Records that describe figures:
□ □ □ □ □
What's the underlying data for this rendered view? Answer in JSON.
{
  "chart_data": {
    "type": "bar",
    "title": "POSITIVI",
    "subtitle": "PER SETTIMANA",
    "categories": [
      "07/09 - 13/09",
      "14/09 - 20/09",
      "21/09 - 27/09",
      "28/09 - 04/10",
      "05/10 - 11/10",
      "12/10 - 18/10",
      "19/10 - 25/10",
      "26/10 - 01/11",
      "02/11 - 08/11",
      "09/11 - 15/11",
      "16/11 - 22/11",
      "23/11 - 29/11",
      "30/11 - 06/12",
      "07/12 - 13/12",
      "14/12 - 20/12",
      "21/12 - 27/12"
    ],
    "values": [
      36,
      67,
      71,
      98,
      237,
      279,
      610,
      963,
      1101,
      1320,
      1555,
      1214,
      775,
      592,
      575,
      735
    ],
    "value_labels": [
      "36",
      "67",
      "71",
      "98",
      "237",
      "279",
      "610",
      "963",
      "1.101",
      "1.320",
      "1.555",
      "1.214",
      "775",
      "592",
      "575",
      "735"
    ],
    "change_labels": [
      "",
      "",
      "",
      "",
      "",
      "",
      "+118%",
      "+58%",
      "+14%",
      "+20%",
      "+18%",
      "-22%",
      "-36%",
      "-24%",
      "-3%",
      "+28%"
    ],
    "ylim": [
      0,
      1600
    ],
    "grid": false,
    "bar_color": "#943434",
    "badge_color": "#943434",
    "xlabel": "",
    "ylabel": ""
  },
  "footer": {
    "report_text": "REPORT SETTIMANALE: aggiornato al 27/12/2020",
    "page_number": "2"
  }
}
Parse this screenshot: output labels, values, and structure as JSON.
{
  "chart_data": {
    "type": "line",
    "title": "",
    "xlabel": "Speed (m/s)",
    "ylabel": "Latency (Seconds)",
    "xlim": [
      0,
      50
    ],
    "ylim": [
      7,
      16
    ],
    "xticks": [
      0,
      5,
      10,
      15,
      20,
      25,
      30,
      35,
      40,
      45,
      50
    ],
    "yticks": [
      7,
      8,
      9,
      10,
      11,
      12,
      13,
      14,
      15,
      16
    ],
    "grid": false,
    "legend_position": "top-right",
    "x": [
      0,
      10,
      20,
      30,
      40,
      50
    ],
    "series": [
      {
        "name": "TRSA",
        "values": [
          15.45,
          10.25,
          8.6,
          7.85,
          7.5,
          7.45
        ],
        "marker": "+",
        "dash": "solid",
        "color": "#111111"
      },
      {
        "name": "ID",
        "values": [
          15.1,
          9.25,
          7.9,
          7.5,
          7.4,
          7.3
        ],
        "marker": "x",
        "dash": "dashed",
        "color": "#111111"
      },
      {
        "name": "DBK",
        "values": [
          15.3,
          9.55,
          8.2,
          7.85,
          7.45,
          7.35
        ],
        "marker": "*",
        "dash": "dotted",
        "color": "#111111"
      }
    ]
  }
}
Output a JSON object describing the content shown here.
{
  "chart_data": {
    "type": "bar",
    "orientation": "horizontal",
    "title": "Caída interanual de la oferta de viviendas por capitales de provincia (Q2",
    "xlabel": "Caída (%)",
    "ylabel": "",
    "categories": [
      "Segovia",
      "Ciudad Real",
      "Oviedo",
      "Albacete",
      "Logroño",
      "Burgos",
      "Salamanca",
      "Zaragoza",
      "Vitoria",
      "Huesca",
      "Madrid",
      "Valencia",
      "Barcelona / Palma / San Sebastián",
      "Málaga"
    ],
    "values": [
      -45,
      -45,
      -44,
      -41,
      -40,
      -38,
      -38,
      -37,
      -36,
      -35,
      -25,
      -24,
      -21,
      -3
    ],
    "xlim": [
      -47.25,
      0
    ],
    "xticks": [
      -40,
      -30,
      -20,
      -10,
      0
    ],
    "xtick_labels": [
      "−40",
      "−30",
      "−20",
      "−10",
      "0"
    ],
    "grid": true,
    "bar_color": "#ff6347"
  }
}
□ □ □ □ □
Pull every line containing "xlabel" out of the records.

    "xlabel": "",
    "xlabel": "Speed (m/s)",
    "xlabel": "Caída (%)",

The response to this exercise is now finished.